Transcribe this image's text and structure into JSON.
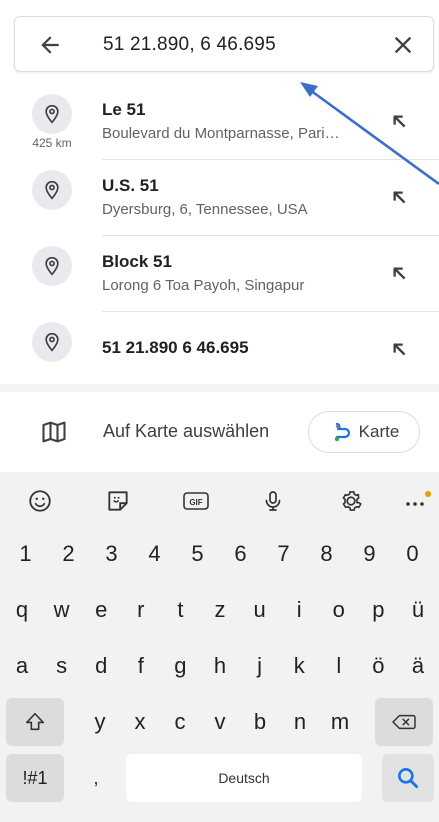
{
  "search": {
    "query": "51 21.890, 6 46.695"
  },
  "suggestions": [
    {
      "title": "Le 51",
      "subtitle": "Boulevard du Montparnasse, Pari…",
      "distance": "425 km"
    },
    {
      "title": "U.S. 51",
      "subtitle": "Dyersburg, 6, Tennessee, USA",
      "distance": ""
    },
    {
      "title": "Block 51",
      "subtitle": "Lorong 6 Toa Payoh, Singapur",
      "distance": ""
    },
    {
      "title": "51 21.890 6 46.695",
      "subtitle": "",
      "distance": ""
    }
  ],
  "map_select": {
    "label": "Auf Karte auswählen",
    "chip_label": "Karte"
  },
  "keyboard": {
    "toolbar": [
      "emoji-icon",
      "sticker-icon",
      "gif-icon",
      "microphone-icon",
      "settings-icon",
      "more-icon"
    ],
    "gif_label": "GIF",
    "number_row": [
      "1",
      "2",
      "3",
      "4",
      "5",
      "6",
      "7",
      "8",
      "9",
      "0"
    ],
    "row1": [
      "q",
      "w",
      "e",
      "r",
      "t",
      "z",
      "u",
      "i",
      "o",
      "p",
      "ü"
    ],
    "row2": [
      "a",
      "s",
      "d",
      "f",
      "g",
      "h",
      "j",
      "k",
      "l",
      "ö",
      "ä"
    ],
    "row3": [
      "y",
      "x",
      "c",
      "v",
      "b",
      "n",
      "m"
    ],
    "symbols_label": "!#1",
    "comma_label": ",",
    "space_label": "Deutsch",
    "period_label": ".",
    "accent_color": "#1a73e8",
    "notify_dot_color": "#f29900"
  },
  "annotation_arrow_color": "#3a6fc9"
}
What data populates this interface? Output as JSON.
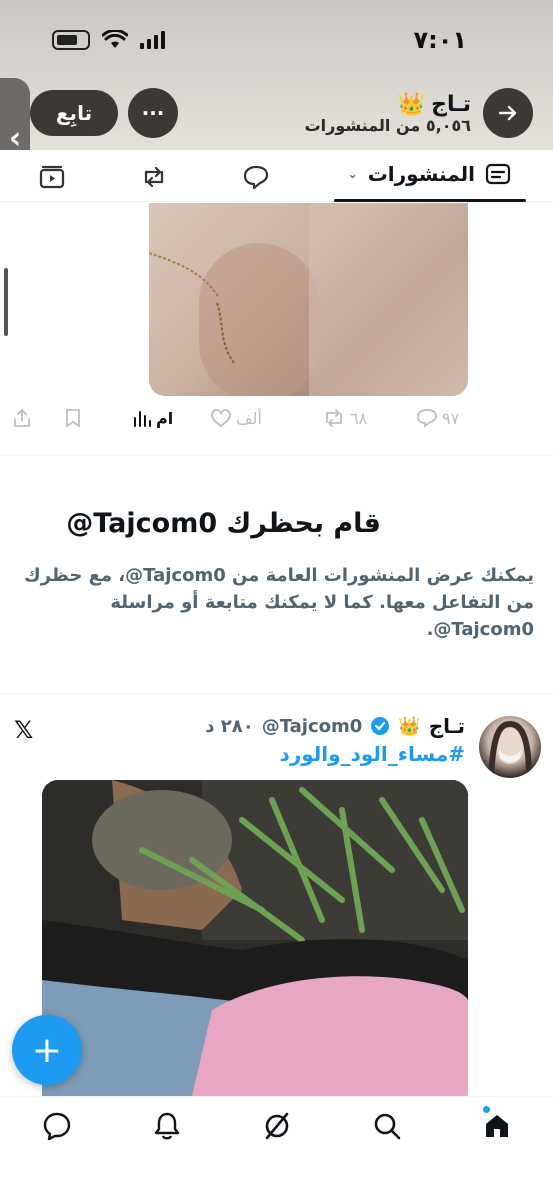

§ §

TASK INSTRUCTIONS :: Retype everything in the material word for word, minus pictures.

TASK ANSWER ::
Transcribe this image's text and structure into JSON.
{
  "search": {
    "query": "51 21.890, 6 46.695"
  },
  "suggestions": [
    {
      "title": "Le 51",
      "subtitle": "Boulevard du Montparnasse, Pari…",
      "distance": "425 km"
    },
    {
      "title": "U.S. 51",
      "subtitle": "Dyersburg, 6, Tennessee, USA",
      "distance": ""
    },
    {
      "title": "Block 51",
      "subtitle": "Lorong 6 Toa Payoh, Singapur",
      "distance": ""
    },
    {
      "title": "51 21.890 6 46.695",
      "subtitle": "",
      "distance": ""
    }
  ],
  "map_select": {
    "label": "Auf Karte auswählen",
    "chip_label": "Karte"
  },
  "keyboard": {
    "toolbar": [
      "emoji-icon",
      "sticker-icon",
      "gif-icon",
      "microphone-icon",
      "settings-icon",
      "more-icon"
    ],
    "gif_label": "GIF",
    "number_row": [
      "1",
      "2",
      "3",
      "4",
      "5",
      "6",
      "7",
      "8",
      "9",
      "0"
    ],
    "row1": [
      "q",
      "w",
      "e",
      "r",
      "t",
      "z",
      "u",
      "i",
      "o",
      "p",
      "ü"
    ],
    "row2": [
      "a",
      "s",
      "d",
      "f",
      "g",
      "h",
      "j",
      "k",
      "l",
      "ö",
      "ä"
    ],
    "row3": [
      "y",
      "x",
      "c",
      "v",
      "b",
      "n",
      "m"
    ],
    "symbols_label": "!#1",
    "comma_label": ",",
    "space_label": "Deutsch",
    "period_label": ".",
    "accent_color": "#1a73e8",
    "notify_dot_color": "#f29900"
  },
  "annotation_arrow_color": "#3a6fc9"
}
What data populates this interface? Output as JSON.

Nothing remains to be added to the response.